» What you have to do:
Write the material out again exactly.

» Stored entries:
=-=-=-=-=

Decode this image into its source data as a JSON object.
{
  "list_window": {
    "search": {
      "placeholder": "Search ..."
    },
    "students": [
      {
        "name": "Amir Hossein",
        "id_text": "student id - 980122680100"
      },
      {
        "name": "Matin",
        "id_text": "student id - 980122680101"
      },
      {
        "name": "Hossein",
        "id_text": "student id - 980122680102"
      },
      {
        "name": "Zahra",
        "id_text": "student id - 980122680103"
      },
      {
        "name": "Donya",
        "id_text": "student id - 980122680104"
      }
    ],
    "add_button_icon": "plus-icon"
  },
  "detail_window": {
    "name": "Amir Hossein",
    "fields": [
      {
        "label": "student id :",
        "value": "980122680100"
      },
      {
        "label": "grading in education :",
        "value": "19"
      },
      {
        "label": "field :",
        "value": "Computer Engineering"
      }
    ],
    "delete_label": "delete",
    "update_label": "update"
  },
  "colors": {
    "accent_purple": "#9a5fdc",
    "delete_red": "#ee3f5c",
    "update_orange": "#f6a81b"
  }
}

=-=-=-=-=

» Result:
Decode this image into its source data as a JSON object.
{
  "list_window": {
    "search": {
      "placeholder": "Search ..."
    },
    "students": [
      {
        "name": "Amir Hossein",
        "id_text": "student id - 980122680100"
      },
      {
        "name": "Matin",
        "id_text": "student id - 980122680101"
      },
      {
        "name": "Hossein",
        "id_text": "student id - 980122680102"
      },
      {
        "name": "Zahra",
        "id_text": "student id - 980122680103"
      },
      {
        "name": "Donya",
        "id_text": "student id - 980122680104"
      }
    ],
    "add_button_icon": "plus-icon"
  },
  "detail_window": {
    "name": "Amir Hossein",
    "fields": [
      {
        "label": "student id :",
        "value": "980122680100"
      },
      {
        "label": "grading in education :",
        "value": "19"
      },
      {
        "label": "field :",
        "value": "Computer Engineering"
      }
    ],
    "delete_label": "delete",
    "update_label": "update"
  },
  "colors": {
    "accent_purple": "#9a5fdc",
    "delete_red": "#ee3f5c",
    "update_orange": "#f6a81b"
  }
}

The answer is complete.